[Input data]
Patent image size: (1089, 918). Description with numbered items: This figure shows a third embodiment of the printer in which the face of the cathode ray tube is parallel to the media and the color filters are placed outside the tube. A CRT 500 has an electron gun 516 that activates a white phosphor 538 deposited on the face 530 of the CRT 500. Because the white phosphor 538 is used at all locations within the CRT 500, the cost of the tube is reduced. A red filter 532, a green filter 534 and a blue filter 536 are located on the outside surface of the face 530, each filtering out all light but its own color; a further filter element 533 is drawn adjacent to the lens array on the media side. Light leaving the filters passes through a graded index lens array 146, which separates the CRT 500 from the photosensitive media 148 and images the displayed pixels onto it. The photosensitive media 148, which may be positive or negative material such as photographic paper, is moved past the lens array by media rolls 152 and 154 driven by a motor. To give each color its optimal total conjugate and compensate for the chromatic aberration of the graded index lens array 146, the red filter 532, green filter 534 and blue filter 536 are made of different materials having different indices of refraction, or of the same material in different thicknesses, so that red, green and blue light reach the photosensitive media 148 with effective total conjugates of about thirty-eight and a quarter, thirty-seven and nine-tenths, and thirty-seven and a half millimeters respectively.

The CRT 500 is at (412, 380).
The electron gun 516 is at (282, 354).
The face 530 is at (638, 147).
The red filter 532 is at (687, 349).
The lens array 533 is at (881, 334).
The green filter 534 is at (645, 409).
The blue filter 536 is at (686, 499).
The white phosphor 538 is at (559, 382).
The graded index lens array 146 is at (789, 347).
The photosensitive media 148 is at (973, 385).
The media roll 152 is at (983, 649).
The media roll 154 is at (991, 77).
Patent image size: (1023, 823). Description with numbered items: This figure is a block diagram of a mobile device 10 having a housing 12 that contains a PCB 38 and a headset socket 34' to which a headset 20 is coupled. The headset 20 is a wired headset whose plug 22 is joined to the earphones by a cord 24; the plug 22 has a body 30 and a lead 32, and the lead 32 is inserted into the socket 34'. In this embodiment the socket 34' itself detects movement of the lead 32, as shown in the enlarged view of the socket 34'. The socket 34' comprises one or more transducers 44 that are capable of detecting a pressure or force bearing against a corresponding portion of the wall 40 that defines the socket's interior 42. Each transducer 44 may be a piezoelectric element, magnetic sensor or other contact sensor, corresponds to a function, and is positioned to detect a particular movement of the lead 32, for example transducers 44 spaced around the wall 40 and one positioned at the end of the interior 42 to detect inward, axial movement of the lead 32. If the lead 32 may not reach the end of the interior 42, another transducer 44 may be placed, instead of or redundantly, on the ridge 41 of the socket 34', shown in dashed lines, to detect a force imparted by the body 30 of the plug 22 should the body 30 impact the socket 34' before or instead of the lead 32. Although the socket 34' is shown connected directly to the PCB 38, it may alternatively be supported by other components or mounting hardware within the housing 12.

[Given exercise] Reproduce all of the material above word for word, line by line.

[Solution]
Patent image size: (1089, 918). Description with numbered items: This figure shows a third embodiment of the printer in which the face of the cathode ray tube is parallel to the media and the color filters are placed outside the tube. A CRT 500 has an electron gun 516 that activates a white phosphor 538 deposited on the face 530 of the CRT 500. Because the white phosphor 538 is used at all locations within the CRT 500, the cost of the tube is reduced. A red filter 532, a green filter 534 and a blue filter 536 are located on the outside surface of the face 530, each filtering out all light but its own color; a further filter element 533 is drawn adjacent to the lens array on the media side. Light leaving the filters passes through a graded index lens array 146, which separates the CRT 500 from the photosensitive media 148 and images the displayed pixels onto it. The photosensitive media 148, which may be positive or negative material such as photographic paper, is moved past the lens array by media rolls 152 and 154 driven by a motor. To give each color its optimal total conjugate and compensate for the chromatic aberration of the graded index lens array 146, the red filter 532, green filter 534 and blue filter 536 are made of different materials having different indices of refraction, or of the same material in different thicknesses, so that red, green and blue light reach the photosensitive media 148 with effective total conjugates of about thirty-eight and a quarter, thirty-seven and nine-tenths, and thirty-seven and a half millimeters respectively.

The CRT 500 is at (412, 380).
The electron gun 516 is at (282, 354).
The face 530 is at (638, 147).
The red filter 532 is at (687, 349).
The lens array 533 is at (881, 334).
The green filter 534 is at (645, 409).
The blue filter 536 is at (686, 499).
The white phosphor 538 is at (559, 382).
The graded index lens array 146 is at (789, 347).
The photosensitive media 148 is at (973, 385).
The media roll 152 is at (983, 649).
The media roll 154 is at (991, 77).
Patent image size: (1023, 823). Description with numbered items: This figure is a block diagram of a mobile device 10 having a housing 12 that contains a PCB 38 and a headset socket 34' to which a headset 20 is coupled. The headset 20 is a wired headset whose plug 22 is joined to the earphones by a cord 24; the plug 22 has a body 30 and a lead 32, and the lead 32 is inserted into the socket 34'. In this embodiment the socket 34' itself detects movement of the lead 32, as shown in the enlarged view of the socket 34'. The socket 34' comprises one or more transducers 44 that are capable of detecting a pressure or force bearing against a corresponding portion of the wall 40 that defines the socket's interior 42. Each transducer 44 may be a piezoelectric element, magnetic sensor or other contact sensor, corresponds to a function, and is positioned to detect a particular movement of the lead 32, for example transducers 44 spaced around the wall 40 and one positioned at the end of the interior 42 to detect inward, axial movement of the lead 32. If the lead 32 may not reach the end of the interior 42, another transducer 44 may be placed, instead of or redundantly, on the ridge 41 of the socket 34', shown in dashed lines, to detect a force imparted by the body 30 of the plug 22 should the body 30 impact the socket 34' before or instead of the lead 32. Although the socket 34' is shown connected directly to the PCB 38, it may alternatively be supported by other components or mounting hardware within the housing 12.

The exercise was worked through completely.